━━━ GIVEN DATA ━━━
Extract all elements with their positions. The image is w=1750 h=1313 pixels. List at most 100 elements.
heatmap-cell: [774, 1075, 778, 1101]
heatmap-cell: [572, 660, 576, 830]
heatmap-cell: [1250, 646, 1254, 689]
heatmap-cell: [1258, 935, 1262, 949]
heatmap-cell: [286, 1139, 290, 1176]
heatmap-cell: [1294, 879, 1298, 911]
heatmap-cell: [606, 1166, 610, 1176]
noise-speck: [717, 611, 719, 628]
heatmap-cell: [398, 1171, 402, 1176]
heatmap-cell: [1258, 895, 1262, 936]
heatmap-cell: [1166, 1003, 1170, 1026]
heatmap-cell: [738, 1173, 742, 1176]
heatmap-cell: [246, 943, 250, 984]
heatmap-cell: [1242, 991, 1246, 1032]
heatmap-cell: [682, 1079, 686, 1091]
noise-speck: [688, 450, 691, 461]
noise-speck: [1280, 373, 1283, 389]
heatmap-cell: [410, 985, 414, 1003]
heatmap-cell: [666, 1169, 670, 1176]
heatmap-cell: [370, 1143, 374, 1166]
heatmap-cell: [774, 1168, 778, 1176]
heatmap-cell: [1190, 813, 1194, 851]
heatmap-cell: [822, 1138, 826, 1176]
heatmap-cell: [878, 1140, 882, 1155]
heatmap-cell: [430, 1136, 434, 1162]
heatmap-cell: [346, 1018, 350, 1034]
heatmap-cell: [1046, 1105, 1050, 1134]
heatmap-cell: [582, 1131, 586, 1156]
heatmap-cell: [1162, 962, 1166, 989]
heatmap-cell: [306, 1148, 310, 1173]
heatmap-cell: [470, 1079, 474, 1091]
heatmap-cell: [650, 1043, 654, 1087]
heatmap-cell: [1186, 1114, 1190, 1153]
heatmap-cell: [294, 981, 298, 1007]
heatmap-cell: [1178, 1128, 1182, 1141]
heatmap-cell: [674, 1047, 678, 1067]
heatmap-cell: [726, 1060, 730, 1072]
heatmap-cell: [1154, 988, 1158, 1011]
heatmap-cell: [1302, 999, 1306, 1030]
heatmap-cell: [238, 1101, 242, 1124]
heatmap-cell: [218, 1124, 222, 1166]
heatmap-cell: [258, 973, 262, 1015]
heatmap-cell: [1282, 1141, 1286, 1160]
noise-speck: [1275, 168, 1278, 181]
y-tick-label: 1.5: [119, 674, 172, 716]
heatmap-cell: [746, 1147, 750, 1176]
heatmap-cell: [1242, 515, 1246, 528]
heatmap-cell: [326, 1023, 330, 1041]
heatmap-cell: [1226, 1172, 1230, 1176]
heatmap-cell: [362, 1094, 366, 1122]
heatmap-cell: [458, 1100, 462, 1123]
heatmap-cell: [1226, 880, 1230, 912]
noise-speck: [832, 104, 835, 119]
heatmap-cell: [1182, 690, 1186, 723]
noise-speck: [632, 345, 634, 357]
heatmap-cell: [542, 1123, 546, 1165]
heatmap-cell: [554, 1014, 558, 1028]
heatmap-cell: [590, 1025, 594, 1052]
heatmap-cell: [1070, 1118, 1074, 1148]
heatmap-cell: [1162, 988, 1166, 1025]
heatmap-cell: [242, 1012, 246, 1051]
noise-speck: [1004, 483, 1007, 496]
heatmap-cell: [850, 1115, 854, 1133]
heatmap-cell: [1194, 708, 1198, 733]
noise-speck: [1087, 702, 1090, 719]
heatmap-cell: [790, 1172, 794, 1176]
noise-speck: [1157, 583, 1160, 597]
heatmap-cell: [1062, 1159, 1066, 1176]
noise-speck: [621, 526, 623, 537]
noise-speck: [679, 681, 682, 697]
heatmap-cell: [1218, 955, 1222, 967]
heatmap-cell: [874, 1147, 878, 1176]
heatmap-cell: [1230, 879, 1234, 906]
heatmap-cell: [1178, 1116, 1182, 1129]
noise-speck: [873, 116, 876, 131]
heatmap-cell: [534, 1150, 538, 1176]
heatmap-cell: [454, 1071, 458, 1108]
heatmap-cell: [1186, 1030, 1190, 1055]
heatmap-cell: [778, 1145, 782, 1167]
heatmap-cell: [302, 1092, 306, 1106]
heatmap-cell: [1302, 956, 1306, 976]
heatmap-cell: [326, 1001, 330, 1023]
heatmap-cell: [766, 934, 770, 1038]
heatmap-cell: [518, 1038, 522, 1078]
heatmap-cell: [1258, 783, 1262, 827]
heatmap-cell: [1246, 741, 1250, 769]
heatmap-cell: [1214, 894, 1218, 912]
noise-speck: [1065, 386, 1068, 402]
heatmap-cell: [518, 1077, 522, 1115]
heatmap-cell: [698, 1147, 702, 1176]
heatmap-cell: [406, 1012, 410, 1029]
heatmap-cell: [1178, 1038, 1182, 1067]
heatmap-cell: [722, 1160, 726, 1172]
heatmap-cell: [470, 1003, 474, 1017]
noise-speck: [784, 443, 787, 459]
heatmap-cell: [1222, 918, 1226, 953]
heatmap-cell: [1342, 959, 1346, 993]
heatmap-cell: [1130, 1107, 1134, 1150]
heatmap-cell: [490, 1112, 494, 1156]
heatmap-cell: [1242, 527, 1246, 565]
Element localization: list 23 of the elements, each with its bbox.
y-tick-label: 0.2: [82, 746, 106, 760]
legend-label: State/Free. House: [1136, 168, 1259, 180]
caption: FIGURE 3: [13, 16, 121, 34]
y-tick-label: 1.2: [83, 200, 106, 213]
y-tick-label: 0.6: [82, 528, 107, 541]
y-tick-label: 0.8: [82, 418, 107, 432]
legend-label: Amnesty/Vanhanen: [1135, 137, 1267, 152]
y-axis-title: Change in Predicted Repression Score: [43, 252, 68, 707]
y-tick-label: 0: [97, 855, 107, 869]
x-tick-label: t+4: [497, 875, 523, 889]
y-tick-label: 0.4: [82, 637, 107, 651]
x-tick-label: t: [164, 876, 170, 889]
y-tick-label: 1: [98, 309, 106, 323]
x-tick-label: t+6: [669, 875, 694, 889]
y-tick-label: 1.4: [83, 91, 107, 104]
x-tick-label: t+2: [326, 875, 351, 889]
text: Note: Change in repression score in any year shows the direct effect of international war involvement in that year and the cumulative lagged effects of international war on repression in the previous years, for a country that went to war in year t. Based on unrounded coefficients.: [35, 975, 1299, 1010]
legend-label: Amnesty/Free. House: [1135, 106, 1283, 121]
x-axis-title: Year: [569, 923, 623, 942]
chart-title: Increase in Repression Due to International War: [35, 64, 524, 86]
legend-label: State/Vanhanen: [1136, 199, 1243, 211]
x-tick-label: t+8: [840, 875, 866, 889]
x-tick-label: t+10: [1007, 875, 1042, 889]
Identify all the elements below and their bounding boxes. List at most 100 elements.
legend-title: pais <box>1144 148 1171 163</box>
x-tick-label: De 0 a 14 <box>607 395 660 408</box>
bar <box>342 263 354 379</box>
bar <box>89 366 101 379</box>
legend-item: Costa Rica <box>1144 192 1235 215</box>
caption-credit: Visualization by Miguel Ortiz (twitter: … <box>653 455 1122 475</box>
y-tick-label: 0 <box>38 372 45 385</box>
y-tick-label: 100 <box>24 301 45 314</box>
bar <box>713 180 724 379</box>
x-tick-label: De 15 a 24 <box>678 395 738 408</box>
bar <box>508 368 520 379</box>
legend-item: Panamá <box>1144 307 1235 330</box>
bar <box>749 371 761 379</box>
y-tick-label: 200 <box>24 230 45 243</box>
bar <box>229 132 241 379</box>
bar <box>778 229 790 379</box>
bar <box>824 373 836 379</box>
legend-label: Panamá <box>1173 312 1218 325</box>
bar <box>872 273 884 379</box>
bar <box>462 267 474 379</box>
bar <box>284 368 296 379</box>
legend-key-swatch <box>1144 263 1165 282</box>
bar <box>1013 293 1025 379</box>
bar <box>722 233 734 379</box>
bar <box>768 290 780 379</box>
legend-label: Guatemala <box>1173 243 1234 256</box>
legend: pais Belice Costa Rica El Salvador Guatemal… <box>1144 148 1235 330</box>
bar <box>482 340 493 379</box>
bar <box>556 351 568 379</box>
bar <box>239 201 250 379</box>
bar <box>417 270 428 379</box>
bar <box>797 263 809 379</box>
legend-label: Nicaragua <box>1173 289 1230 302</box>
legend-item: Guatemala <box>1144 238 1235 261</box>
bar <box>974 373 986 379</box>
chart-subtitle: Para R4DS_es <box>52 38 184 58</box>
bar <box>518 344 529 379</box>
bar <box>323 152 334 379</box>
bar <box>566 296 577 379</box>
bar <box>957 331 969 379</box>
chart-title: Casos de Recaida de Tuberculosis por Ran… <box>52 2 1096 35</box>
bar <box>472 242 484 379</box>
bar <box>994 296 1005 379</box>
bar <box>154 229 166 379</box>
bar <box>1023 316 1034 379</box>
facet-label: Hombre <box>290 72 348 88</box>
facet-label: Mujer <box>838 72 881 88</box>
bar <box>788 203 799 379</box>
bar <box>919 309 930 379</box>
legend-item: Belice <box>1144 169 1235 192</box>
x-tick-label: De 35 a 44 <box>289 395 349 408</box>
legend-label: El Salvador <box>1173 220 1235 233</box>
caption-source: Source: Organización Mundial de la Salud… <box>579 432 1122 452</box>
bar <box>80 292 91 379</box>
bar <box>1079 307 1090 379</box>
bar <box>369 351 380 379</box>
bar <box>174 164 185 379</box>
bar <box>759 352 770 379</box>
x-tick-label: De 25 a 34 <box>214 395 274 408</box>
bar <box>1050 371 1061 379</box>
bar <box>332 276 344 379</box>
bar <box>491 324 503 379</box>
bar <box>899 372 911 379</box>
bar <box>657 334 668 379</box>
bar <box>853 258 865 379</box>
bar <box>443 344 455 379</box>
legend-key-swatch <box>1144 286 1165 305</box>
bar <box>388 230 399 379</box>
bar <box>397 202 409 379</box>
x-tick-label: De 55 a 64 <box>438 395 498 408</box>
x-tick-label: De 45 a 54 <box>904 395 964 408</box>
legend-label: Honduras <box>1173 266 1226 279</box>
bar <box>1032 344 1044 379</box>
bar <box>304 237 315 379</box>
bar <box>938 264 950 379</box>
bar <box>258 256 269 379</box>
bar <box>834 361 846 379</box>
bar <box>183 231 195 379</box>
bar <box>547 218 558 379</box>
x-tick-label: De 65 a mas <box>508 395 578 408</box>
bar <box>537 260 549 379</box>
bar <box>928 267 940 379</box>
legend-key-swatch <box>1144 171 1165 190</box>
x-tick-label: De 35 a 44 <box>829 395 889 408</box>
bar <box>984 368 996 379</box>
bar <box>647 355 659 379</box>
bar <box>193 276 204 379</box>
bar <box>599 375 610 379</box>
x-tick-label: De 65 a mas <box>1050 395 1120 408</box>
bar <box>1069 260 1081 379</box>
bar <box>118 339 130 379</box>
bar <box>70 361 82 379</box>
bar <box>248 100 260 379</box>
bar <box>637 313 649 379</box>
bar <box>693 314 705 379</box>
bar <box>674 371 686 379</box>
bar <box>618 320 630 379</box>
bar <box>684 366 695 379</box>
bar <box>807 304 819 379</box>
━━━
- THE EXERCISE -
Can you rewrite the entries from the start through the line containing "heatmap-cell: [294, 981, 298, 1007]", changing every "noise-speck" to "stray-mark" and leaving everything else the same?

- FINAL RESULT -
Extract all elements with their positions. The image is w=1750 h=1313 pixels. List at most 100 elements.
heatmap-cell: [774, 1075, 778, 1101]
heatmap-cell: [572, 660, 576, 830]
heatmap-cell: [1250, 646, 1254, 689]
heatmap-cell: [1258, 935, 1262, 949]
heatmap-cell: [286, 1139, 290, 1176]
heatmap-cell: [1294, 879, 1298, 911]
heatmap-cell: [606, 1166, 610, 1176]
stray-mark: [717, 611, 719, 628]
heatmap-cell: [398, 1171, 402, 1176]
heatmap-cell: [1258, 895, 1262, 936]
heatmap-cell: [1166, 1003, 1170, 1026]
heatmap-cell: [738, 1173, 742, 1176]
heatmap-cell: [246, 943, 250, 984]
heatmap-cell: [1242, 991, 1246, 1032]
heatmap-cell: [682, 1079, 686, 1091]
stray-mark: [688, 450, 691, 461]
stray-mark: [1280, 373, 1283, 389]
heatmap-cell: [410, 985, 414, 1003]
heatmap-cell: [666, 1169, 670, 1176]
heatmap-cell: [370, 1143, 374, 1166]
heatmap-cell: [774, 1168, 778, 1176]
heatmap-cell: [1190, 813, 1194, 851]
heatmap-cell: [822, 1138, 826, 1176]
heatmap-cell: [878, 1140, 882, 1155]
heatmap-cell: [430, 1136, 434, 1162]
heatmap-cell: [346, 1018, 350, 1034]
heatmap-cell: [1046, 1105, 1050, 1134]
heatmap-cell: [582, 1131, 586, 1156]
heatmap-cell: [1162, 962, 1166, 989]
heatmap-cell: [306, 1148, 310, 1173]
heatmap-cell: [470, 1079, 474, 1091]
heatmap-cell: [650, 1043, 654, 1087]
heatmap-cell: [1186, 1114, 1190, 1153]
heatmap-cell: [294, 981, 298, 1007]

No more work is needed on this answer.